[RECORDED INFORMATION]
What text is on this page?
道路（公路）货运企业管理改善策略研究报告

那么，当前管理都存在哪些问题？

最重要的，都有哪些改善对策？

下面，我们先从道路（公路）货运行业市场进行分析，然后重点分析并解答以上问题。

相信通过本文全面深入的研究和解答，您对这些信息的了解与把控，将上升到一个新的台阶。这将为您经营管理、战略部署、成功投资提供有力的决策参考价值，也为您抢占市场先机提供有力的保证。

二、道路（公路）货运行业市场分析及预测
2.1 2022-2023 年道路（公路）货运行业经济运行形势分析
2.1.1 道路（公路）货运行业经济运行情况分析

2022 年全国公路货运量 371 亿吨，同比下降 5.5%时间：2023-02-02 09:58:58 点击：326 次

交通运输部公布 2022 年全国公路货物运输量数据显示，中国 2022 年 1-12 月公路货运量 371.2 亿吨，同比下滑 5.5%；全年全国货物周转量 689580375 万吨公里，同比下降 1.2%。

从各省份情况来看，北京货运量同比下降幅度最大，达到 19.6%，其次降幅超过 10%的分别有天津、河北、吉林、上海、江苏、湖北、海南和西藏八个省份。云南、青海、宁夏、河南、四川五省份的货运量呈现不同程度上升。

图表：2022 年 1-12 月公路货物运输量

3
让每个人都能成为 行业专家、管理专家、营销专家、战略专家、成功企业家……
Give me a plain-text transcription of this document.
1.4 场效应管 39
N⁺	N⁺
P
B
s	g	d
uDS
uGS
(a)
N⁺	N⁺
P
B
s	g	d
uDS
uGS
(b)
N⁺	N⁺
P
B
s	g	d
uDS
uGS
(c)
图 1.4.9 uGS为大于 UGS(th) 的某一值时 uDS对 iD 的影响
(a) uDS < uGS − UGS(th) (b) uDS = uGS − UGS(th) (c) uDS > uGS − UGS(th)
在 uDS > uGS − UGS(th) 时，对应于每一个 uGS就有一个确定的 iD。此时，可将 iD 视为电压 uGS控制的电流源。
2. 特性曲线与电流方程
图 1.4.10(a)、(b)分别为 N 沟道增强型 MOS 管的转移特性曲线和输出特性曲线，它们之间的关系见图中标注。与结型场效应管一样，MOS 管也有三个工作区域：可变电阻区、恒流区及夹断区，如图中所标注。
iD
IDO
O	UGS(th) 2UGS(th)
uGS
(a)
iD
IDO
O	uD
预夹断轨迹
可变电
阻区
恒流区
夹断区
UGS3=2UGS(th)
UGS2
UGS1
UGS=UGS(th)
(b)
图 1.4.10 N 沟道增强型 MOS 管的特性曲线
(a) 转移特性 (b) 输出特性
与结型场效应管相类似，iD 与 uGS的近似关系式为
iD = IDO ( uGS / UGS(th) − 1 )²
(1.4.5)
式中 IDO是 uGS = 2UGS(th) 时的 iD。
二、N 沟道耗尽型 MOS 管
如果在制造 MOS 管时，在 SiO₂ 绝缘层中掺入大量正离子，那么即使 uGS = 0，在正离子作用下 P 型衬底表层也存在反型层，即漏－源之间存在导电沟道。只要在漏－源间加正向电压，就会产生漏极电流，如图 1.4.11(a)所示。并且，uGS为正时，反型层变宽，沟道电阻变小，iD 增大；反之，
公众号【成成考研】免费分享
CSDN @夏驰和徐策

[TASK TO COMPLETE] Give the listing above again, word for word.

[RESULT FOR THIS EXERCISE]
What text is on this page?
道路（公路）货运企业管理改善策略研究报告

那么，当前管理都存在哪些问题？

最重要的，都有哪些改善对策？

下面，我们先从道路（公路）货运行业市场进行分析，然后重点分析并解答以上问题。

相信通过本文全面深入的研究和解答，您对这些信息的了解与把控，将上升到一个新的台阶。这将为您经营管理、战略部署、成功投资提供有力的决策参考价值，也为您抢占市场先机提供有力的保证。

二、道路（公路）货运行业市场分析及预测
2.1 2022-2023 年道路（公路）货运行业经济运行形势分析
2.1.1 道路（公路）货运行业经济运行情况分析

2022 年全国公路货运量 371 亿吨，同比下降 5.5%时间：2023-02-02 09:58:58 点击：326 次

交通运输部公布 2022 年全国公路货物运输量数据显示，中国 2022 年 1-12 月公路货运量 371.2 亿吨，同比下滑 5.5%；全年全国货物周转量 689580375 万吨公里，同比下降 1.2%。

从各省份情况来看，北京货运量同比下降幅度最大，达到 19.6%，其次降幅超过 10%的分别有天津、河北、吉林、上海、江苏、湖北、海南和西藏八个省份。云南、青海、宁夏、河南、四川五省份的货运量呈现不同程度上升。

图表：2022 年 1-12 月公路货物运输量

3
让每个人都能成为 行业专家、管理专家、营销专家、战略专家、成功企业家……
Give me a plain-text transcription of this document.
1.4 场效应管 39
N⁺	N⁺
P
B
s	g	d
uDS
uGS
(a)
N⁺	N⁺
P
B
s	g	d
uDS
uGS
(b)
N⁺	N⁺
P
B
s	g	d
uDS
uGS
(c)
图 1.4.9 uGS为大于 UGS(th) 的某一值时 uDS对 iD 的影响
(a) uDS < uGS − UGS(th) (b) uDS = uGS − UGS(th) (c) uDS > uGS − UGS(th)
在 uDS > uGS − UGS(th) 时，对应于每一个 uGS就有一个确定的 iD。此时，可将 iD 视为电压 uGS控制的电流源。
2. 特性曲线与电流方程
图 1.4.10(a)、(b)分别为 N 沟道增强型 MOS 管的转移特性曲线和输出特性曲线，它们之间的关系见图中标注。与结型场效应管一样，MOS 管也有三个工作区域：可变电阻区、恒流区及夹断区，如图中所标注。
iD
IDO
O	UGS(th) 2UGS(th)
uGS
(a)
iD
IDO
O	uD
预夹断轨迹
可变电
阻区
恒流区
夹断区
UGS3=2UGS(th)
UGS2
UGS1
UGS=UGS(th)
(b)
图 1.4.10 N 沟道增强型 MOS 管的特性曲线
(a) 转移特性 (b) 输出特性
与结型场效应管相类似，iD 与 uGS的近似关系式为
iD = IDO ( uGS / UGS(th) − 1 )²
(1.4.5)
式中 IDO是 uGS = 2UGS(th) 时的 iD。
二、N 沟道耗尽型 MOS 管
如果在制造 MOS 管时，在 SiO₂ 绝缘层中掺入大量正离子，那么即使 uGS = 0，在正离子作用下 P 型衬底表层也存在反型层，即漏－源之间存在导电沟道。只要在漏－源间加正向电压，就会产生漏极电流，如图 1.4.11(a)所示。并且，uGS为正时，反型层变宽，沟道电阻变小，iD 增大；反之，
公众号【成成考研】免费分享
CSDN @夏驰和徐策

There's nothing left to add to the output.